Show only lines that include "collected".

--- Start RECORDS TO USE ---

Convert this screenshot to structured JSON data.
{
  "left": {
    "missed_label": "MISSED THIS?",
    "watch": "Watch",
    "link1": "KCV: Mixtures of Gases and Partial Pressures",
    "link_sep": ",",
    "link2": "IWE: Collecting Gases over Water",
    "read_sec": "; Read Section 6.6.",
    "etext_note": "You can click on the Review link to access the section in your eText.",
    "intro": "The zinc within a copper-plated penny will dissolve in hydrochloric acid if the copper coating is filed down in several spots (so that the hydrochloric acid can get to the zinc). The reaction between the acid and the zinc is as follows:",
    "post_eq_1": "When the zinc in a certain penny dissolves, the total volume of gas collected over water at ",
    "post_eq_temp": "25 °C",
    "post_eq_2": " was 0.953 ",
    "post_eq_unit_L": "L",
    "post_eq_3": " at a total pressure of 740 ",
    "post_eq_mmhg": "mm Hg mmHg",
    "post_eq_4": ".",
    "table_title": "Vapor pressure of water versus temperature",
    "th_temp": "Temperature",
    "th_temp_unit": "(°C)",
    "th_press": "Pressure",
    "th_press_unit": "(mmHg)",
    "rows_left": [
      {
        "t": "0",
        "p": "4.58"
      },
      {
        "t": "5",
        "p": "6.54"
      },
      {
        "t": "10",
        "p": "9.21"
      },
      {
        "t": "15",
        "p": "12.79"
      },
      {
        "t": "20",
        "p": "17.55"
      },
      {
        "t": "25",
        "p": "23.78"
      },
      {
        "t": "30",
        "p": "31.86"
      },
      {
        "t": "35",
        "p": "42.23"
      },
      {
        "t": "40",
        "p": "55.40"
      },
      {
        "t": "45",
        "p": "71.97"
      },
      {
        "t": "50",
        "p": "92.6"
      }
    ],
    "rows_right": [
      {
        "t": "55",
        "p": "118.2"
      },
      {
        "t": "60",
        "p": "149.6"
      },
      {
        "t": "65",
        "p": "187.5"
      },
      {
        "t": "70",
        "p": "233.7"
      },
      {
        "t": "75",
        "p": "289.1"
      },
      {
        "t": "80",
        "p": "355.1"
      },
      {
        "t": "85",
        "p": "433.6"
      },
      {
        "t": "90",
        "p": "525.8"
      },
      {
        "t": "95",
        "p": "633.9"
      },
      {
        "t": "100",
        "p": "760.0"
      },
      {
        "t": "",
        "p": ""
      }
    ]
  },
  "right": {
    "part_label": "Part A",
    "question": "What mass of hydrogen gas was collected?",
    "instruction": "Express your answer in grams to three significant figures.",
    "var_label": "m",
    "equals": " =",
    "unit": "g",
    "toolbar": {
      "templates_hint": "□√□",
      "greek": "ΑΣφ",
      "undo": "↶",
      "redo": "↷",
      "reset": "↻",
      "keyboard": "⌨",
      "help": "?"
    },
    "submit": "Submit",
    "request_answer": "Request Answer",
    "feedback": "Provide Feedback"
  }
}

--- End RECORDS TO USE ---

FINAL RESULT
    "post_eq_1": "When the zinc in a certain penny dissolves, the total volume of gas collected over water at ",
    "question": "What mass of hydrogen gas was collected?",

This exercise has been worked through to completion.